_WRITTEN INSTRUCTION_
Return every record below exactly as written, but leave out the pictures.

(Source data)

>>>>>

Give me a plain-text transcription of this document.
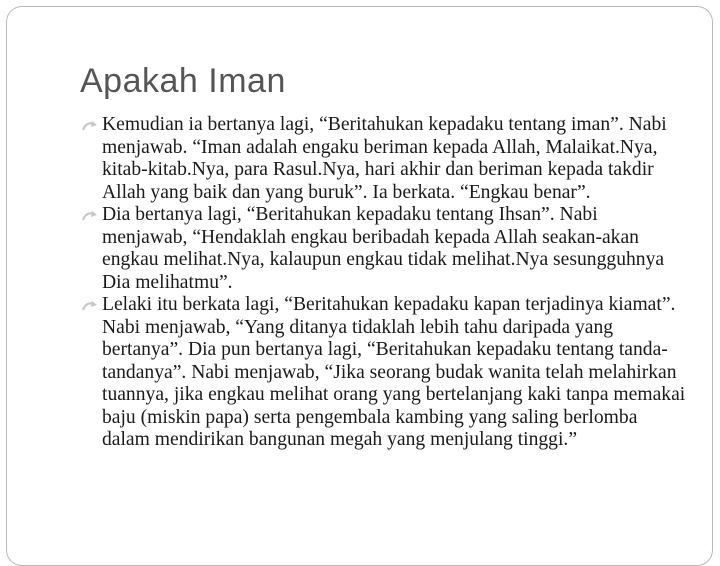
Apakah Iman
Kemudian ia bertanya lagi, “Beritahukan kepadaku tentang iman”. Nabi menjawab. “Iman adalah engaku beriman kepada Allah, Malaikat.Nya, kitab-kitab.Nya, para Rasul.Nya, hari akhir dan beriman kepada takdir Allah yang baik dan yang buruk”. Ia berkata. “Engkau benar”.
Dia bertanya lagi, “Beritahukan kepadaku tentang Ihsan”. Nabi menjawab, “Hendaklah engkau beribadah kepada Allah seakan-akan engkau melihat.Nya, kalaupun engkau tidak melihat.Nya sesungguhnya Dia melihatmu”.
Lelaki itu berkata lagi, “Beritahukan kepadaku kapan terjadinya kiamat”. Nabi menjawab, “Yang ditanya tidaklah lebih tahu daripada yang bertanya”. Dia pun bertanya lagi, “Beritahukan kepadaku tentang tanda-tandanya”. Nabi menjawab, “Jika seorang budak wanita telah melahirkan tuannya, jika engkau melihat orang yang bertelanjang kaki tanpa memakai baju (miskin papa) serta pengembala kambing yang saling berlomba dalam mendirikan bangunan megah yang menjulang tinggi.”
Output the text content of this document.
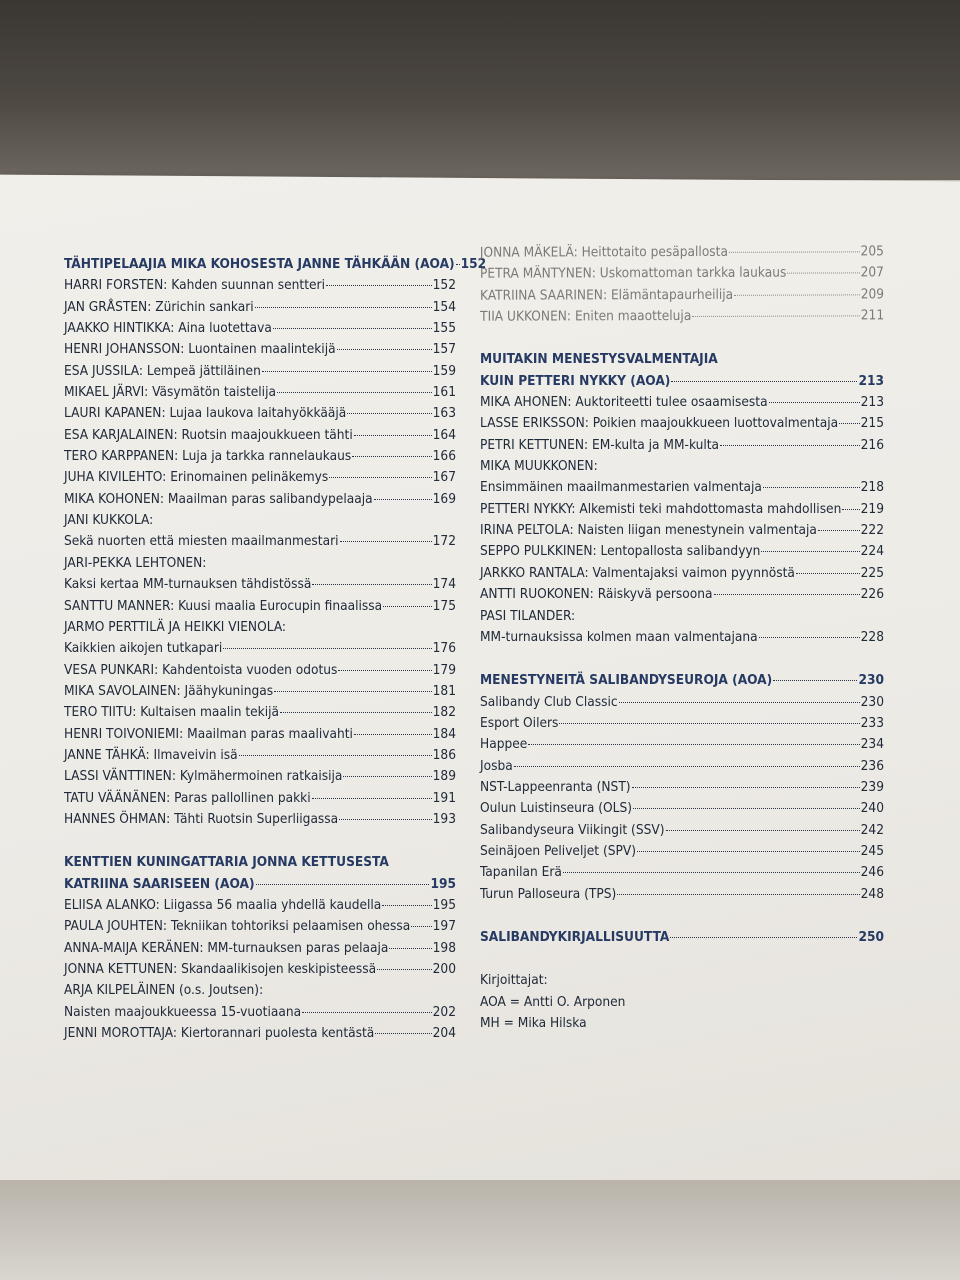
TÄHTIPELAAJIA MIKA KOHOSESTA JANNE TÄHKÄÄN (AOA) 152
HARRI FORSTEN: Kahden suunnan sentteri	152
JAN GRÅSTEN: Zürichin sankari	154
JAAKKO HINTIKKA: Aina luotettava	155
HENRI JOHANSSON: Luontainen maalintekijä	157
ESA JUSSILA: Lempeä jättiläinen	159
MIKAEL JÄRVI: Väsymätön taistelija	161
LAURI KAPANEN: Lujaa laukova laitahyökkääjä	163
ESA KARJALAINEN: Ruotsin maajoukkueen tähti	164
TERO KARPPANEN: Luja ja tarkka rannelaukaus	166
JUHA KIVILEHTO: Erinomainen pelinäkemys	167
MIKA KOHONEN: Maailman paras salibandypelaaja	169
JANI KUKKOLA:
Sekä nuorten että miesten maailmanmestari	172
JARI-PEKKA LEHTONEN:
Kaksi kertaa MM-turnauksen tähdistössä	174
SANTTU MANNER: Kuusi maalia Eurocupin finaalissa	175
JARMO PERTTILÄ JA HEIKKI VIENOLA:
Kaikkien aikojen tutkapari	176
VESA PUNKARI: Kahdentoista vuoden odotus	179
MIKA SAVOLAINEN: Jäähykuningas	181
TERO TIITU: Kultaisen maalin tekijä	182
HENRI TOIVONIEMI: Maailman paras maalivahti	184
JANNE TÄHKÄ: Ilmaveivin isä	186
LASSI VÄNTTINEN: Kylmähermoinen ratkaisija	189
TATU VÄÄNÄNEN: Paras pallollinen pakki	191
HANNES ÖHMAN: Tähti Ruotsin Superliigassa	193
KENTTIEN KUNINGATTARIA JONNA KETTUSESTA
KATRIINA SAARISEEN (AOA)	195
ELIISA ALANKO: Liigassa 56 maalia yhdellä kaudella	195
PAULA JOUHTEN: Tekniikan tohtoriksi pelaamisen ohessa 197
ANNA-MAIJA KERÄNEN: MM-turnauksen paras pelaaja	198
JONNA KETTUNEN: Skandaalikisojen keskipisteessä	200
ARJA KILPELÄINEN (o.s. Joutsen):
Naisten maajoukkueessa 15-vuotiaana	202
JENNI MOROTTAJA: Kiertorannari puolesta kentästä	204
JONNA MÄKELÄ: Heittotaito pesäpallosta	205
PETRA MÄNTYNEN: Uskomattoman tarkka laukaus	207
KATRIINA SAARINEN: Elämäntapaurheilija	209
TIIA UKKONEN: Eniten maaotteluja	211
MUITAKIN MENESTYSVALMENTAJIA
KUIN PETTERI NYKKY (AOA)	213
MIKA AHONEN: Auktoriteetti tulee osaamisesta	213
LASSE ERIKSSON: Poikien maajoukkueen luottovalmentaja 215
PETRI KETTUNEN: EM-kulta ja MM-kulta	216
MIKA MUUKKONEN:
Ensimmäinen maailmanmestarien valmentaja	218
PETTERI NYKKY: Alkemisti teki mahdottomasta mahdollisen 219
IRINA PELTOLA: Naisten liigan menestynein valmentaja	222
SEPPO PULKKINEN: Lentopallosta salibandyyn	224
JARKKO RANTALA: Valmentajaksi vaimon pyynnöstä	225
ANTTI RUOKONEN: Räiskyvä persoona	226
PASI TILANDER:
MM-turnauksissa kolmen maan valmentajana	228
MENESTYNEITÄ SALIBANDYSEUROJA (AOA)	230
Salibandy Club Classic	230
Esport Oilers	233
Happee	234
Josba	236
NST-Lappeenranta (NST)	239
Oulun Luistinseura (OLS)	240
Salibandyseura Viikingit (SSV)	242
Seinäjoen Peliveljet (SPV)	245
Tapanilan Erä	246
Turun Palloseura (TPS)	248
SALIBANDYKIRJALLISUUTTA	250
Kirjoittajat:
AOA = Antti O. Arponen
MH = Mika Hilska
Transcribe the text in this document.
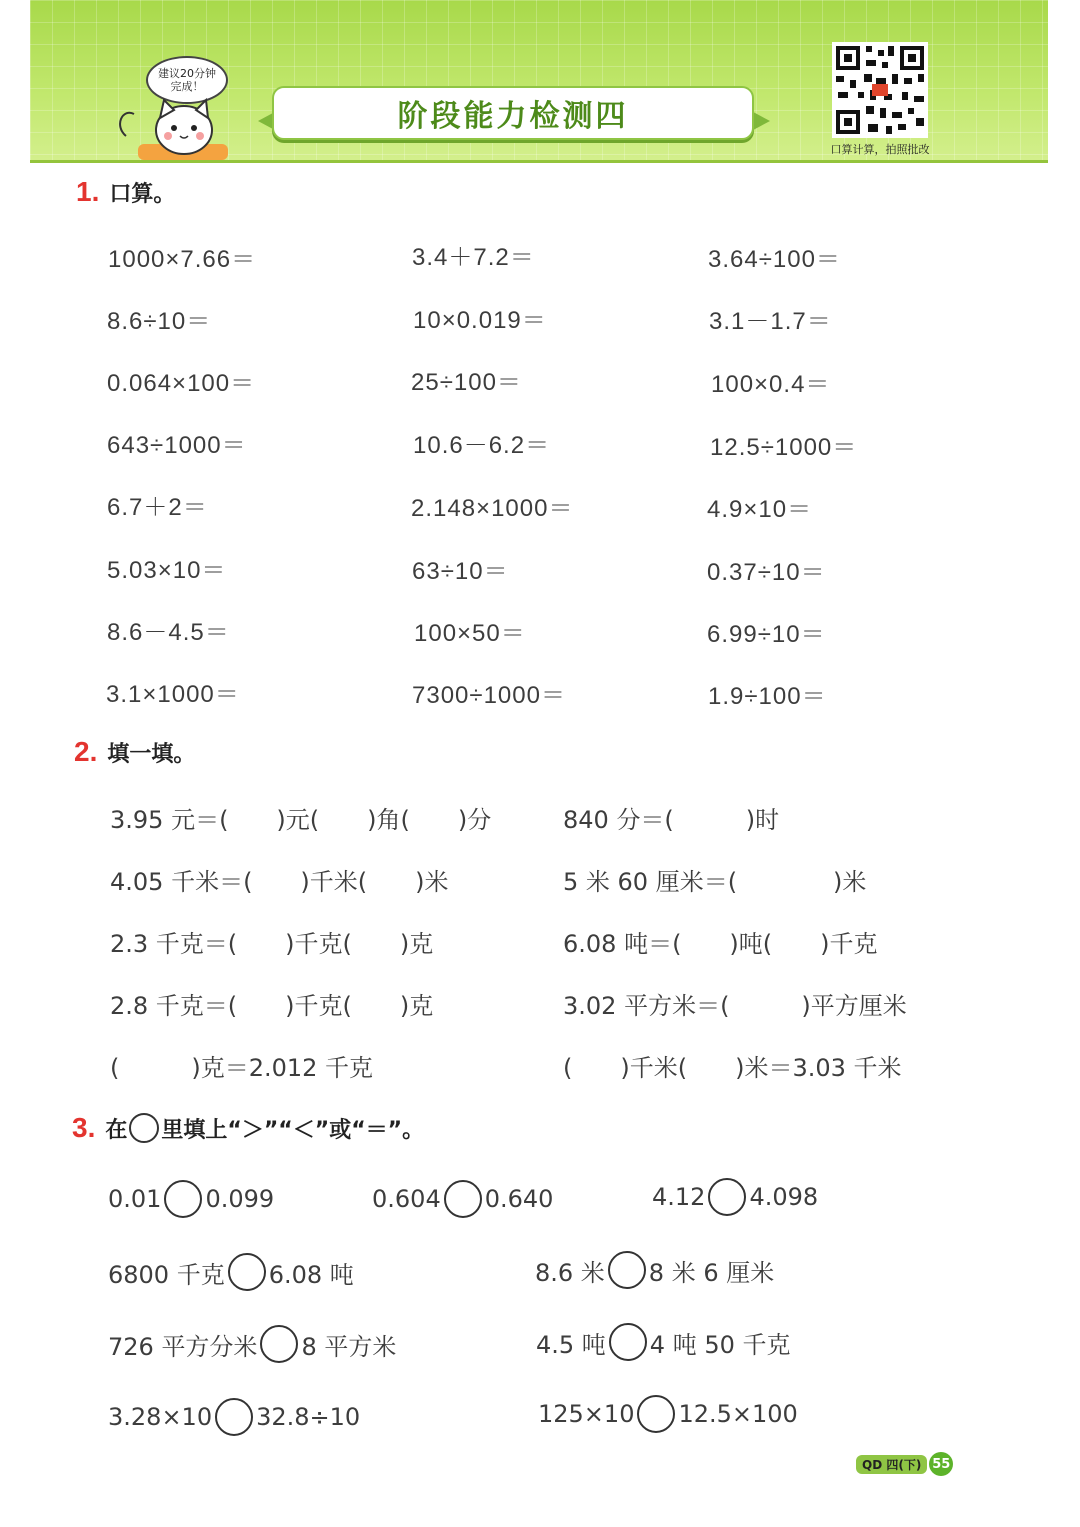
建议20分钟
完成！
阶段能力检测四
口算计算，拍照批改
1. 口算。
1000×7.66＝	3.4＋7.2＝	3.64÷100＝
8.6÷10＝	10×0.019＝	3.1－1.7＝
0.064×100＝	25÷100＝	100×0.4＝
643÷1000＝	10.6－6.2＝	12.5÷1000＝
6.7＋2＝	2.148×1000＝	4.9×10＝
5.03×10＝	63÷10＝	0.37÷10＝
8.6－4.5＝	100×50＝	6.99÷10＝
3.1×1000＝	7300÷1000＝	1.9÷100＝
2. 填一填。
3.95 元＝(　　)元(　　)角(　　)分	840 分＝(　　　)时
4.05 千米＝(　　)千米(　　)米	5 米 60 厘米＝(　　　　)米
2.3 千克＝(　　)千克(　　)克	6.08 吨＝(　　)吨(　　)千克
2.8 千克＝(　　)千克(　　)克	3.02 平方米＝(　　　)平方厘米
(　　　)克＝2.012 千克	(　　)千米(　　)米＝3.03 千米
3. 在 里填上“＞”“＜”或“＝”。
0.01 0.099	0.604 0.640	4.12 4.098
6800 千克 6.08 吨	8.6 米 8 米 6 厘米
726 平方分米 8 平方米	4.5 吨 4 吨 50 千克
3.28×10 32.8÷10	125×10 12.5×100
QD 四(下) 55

<<<<<

_FULL ANSWER_
Give me a plain-text transcription of this document.
Apakah Iman
Kemudian ia bertanya lagi, “Beritahukan kepadaku tentang iman”. Nabi menjawab. “Iman adalah engaku beriman kepada Allah, Malaikat.Nya, kitab-kitab.Nya, para Rasul.Nya, hari akhir dan beriman kepada takdir Allah yang baik dan yang buruk”. Ia berkata. “Engkau benar”.
Dia bertanya lagi, “Beritahukan kepadaku tentang Ihsan”. Nabi menjawab, “Hendaklah engkau beribadah kepada Allah seakan-akan engkau melihat.Nya, kalaupun engkau tidak melihat.Nya sesungguhnya Dia melihatmu”.
Lelaki itu berkata lagi, “Beritahukan kepadaku kapan terjadinya kiamat”. Nabi menjawab, “Yang ditanya tidaklah lebih tahu daripada yang bertanya”. Dia pun bertanya lagi, “Beritahukan kepadaku tentang tanda-tandanya”. Nabi menjawab, “Jika seorang budak wanita telah melahirkan tuannya, jika engkau melihat orang yang bertelanjang kaki tanpa memakai baju (miskin papa) serta pengembala kambing yang saling berlomba dalam mendirikan bangunan megah yang menjulang tinggi.”
Output the text content of this document.
TÄHTIPELAAJIA MIKA KOHOSESTA JANNE TÄHKÄÄN (AOA) 152
HARRI FORSTEN: Kahden suunnan sentteri	152
JAN GRÅSTEN: Zürichin sankari	154
JAAKKO HINTIKKA: Aina luotettava	155
HENRI JOHANSSON: Luontainen maalintekijä	157
ESA JUSSILA: Lempeä jättiläinen	159
MIKAEL JÄRVI: Väsymätön taistelija	161
LAURI KAPANEN: Lujaa laukova laitahyökkääjä	163
ESA KARJALAINEN: Ruotsin maajoukkueen tähti	164
TERO KARPPANEN: Luja ja tarkka rannelaukaus	166
JUHA KIVILEHTO: Erinomainen pelinäkemys	167
MIKA KOHONEN: Maailman paras salibandypelaaja	169
JANI KUKKOLA:
Sekä nuorten että miesten maailmanmestari	172
JARI-PEKKA LEHTONEN:
Kaksi kertaa MM-turnauksen tähdistössä	174
SANTTU MANNER: Kuusi maalia Eurocupin finaalissa	175
JARMO PERTTILÄ JA HEIKKI VIENOLA:
Kaikkien aikojen tutkapari	176
VESA PUNKARI: Kahdentoista vuoden odotus	179
MIKA SAVOLAINEN: Jäähykuningas	181
TERO TIITU: Kultaisen maalin tekijä	182
HENRI TOIVONIEMI: Maailman paras maalivahti	184
JANNE TÄHKÄ: Ilmaveivin isä	186
LASSI VÄNTTINEN: Kylmähermoinen ratkaisija	189
TATU VÄÄNÄNEN: Paras pallollinen pakki	191
HANNES ÖHMAN: Tähti Ruotsin Superliigassa	193
KENTTIEN KUNINGATTARIA JONNA KETTUSESTA
KATRIINA SAARISEEN (AOA)	195
ELIISA ALANKO: Liigassa 56 maalia yhdellä kaudella	195
PAULA JOUHTEN: Tekniikan tohtoriksi pelaamisen ohessa 197
ANNA-MAIJA KERÄNEN: MM-turnauksen paras pelaaja	198
JONNA KETTUNEN: Skandaalikisojen keskipisteessä	200
ARJA KILPELÄINEN (o.s. Joutsen):
Naisten maajoukkueessa 15-vuotiaana	202
JENNI MOROTTAJA: Kiertorannari puolesta kentästä	204
JONNA MÄKELÄ: Heittotaito pesäpallosta	205
PETRA MÄNTYNEN: Uskomattoman tarkka laukaus	207
KATRIINA SAARINEN: Elämäntapaurheilija	209
TIIA UKKONEN: Eniten maaotteluja	211
MUITAKIN MENESTYSVALMENTAJIA
KUIN PETTERI NYKKY (AOA)	213
MIKA AHONEN: Auktoriteetti tulee osaamisesta	213
LASSE ERIKSSON: Poikien maajoukkueen luottovalmentaja 215
PETRI KETTUNEN: EM-kulta ja MM-kulta	216
MIKA MUUKKONEN:
Ensimmäinen maailmanmestarien valmentaja	218
PETTERI NYKKY: Alkemisti teki mahdottomasta mahdollisen 219
IRINA PELTOLA: Naisten liigan menestynein valmentaja	222
SEPPO PULKKINEN: Lentopallosta salibandyyn	224
JARKKO RANTALA: Valmentajaksi vaimon pyynnöstä	225
ANTTI RUOKONEN: Räiskyvä persoona	226
PASI TILANDER:
MM-turnauksissa kolmen maan valmentajana	228
MENESTYNEITÄ SALIBANDYSEUROJA (AOA)	230
Salibandy Club Classic	230
Esport Oilers	233
Happee	234
Josba	236
NST-Lappeenranta (NST)	239
Oulun Luistinseura (OLS)	240
Salibandyseura Viikingit (SSV)	242
Seinäjoen Peliveljet (SPV)	245
Tapanilan Erä	246
Turun Palloseura (TPS)	248
SALIBANDYKIRJALLISUUTTA	250
Kirjoittajat:
AOA = Antti O. Arponen
MH = Mika Hilska
Transcribe the text in this document.
建议20分钟
完成！
阶段能力检测四
口算计算，拍照批改
1. 口算。
1000×7.66＝	3.4＋7.2＝	3.64÷100＝
8.6÷10＝	10×0.019＝	3.1－1.7＝
0.064×100＝	25÷100＝	100×0.4＝
643÷1000＝	10.6－6.2＝	12.5÷1000＝
6.7＋2＝	2.148×1000＝	4.9×10＝
5.03×10＝	63÷10＝	0.37÷10＝
8.6－4.5＝	100×50＝	6.99÷10＝
3.1×1000＝	7300÷1000＝	1.9÷100＝
2. 填一填。
3.95 元＝(　　)元(　　)角(　　)分	840 分＝(　　　)时
4.05 千米＝(　　)千米(　　)米	5 米 60 厘米＝(　　　　)米
2.3 千克＝(　　)千克(　　)克	6.08 吨＝(　　)吨(　　)千克
2.8 千克＝(　　)千克(　　)克	3.02 平方米＝(　　　)平方厘米
(　　　)克＝2.012 千克	(　　)千米(　　)米＝3.03 千米
3. 在 里填上“＞”“＜”或“＝”。
0.01 0.099	0.604 0.640	4.12 4.098
6800 千克 6.08 吨	8.6 米 8 米 6 厘米
726 平方分米 8 平方米	4.5 吨 4 吨 50 千克
3.28×10 32.8÷10	125×10 12.5×100
QD 四(下) 55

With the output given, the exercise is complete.